>> Start Working data
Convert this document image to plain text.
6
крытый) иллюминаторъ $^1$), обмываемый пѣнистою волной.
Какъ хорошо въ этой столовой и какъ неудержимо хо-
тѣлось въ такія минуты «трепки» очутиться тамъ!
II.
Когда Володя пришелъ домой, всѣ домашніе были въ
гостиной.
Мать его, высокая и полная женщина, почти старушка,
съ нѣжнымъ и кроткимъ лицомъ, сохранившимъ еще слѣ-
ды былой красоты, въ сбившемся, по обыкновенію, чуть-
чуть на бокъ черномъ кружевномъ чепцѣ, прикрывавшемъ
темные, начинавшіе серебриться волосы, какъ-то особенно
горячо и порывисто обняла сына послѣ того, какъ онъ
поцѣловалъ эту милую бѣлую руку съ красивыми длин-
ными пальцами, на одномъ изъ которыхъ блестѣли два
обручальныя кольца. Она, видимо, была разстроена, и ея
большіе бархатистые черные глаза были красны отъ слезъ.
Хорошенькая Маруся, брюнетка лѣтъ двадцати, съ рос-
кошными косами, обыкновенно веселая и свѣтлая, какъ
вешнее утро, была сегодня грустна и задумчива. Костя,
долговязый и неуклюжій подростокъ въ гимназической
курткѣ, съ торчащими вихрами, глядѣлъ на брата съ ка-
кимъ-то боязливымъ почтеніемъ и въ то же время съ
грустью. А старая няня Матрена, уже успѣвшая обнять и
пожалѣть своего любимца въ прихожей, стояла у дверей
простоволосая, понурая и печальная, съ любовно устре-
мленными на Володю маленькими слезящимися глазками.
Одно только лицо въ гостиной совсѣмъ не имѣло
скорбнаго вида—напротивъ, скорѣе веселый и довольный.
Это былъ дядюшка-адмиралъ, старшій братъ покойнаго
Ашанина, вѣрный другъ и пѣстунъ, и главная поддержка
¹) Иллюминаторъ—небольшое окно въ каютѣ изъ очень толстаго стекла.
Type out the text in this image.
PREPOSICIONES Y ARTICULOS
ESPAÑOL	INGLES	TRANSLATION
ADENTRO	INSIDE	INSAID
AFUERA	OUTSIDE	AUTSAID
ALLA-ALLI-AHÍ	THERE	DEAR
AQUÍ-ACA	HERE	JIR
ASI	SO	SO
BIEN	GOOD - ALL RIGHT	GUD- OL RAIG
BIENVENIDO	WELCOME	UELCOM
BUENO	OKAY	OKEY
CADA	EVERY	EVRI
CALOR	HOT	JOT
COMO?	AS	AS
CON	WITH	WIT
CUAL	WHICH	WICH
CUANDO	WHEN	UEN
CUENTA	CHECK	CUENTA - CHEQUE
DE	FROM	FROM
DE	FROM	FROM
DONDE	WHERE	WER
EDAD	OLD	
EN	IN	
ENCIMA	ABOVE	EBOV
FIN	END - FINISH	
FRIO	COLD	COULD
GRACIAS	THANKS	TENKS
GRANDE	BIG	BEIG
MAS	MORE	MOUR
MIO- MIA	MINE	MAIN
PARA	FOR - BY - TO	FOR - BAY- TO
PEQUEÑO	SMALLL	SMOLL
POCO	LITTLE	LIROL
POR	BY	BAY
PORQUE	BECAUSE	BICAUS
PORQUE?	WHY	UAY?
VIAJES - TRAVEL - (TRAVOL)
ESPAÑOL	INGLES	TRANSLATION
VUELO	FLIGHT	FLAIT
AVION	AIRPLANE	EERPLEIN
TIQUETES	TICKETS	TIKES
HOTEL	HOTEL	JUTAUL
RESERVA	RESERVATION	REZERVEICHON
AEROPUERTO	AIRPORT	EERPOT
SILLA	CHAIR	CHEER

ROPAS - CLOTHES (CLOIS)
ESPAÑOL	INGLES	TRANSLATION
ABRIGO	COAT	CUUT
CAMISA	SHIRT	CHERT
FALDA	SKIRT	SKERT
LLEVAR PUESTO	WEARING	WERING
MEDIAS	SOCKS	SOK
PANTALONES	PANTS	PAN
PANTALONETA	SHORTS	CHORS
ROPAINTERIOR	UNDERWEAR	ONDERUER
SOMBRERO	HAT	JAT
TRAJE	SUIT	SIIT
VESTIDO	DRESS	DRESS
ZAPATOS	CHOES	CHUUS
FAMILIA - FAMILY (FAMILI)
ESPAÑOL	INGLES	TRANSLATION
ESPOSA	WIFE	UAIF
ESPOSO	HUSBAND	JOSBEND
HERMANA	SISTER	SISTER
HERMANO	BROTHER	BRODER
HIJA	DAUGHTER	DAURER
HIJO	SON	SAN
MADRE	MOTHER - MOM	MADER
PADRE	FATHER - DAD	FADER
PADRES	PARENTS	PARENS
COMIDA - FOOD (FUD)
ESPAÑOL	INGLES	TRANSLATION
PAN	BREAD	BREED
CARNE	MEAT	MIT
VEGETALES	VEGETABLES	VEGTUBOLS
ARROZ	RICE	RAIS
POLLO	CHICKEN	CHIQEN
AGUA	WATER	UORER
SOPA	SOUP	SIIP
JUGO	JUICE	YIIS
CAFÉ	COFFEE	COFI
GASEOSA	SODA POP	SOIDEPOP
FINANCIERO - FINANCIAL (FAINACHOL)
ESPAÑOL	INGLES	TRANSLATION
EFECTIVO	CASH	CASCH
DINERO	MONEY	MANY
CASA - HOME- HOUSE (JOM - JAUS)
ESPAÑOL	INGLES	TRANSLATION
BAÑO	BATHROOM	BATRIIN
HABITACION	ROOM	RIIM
>> End Working data
What is needed →
Copy, from the material above, each line in which the string "какъ" occurs.

The result →
Какъ хорошо въ этой столовой и какъ неудержимо хо-
темные, начинавшіе серебриться волосы, какъ-то особенно
горячо и порывисто обняла сына послѣ того, какъ онъ
кошными косами, обыкновенно веселая и свѣтлая, какъ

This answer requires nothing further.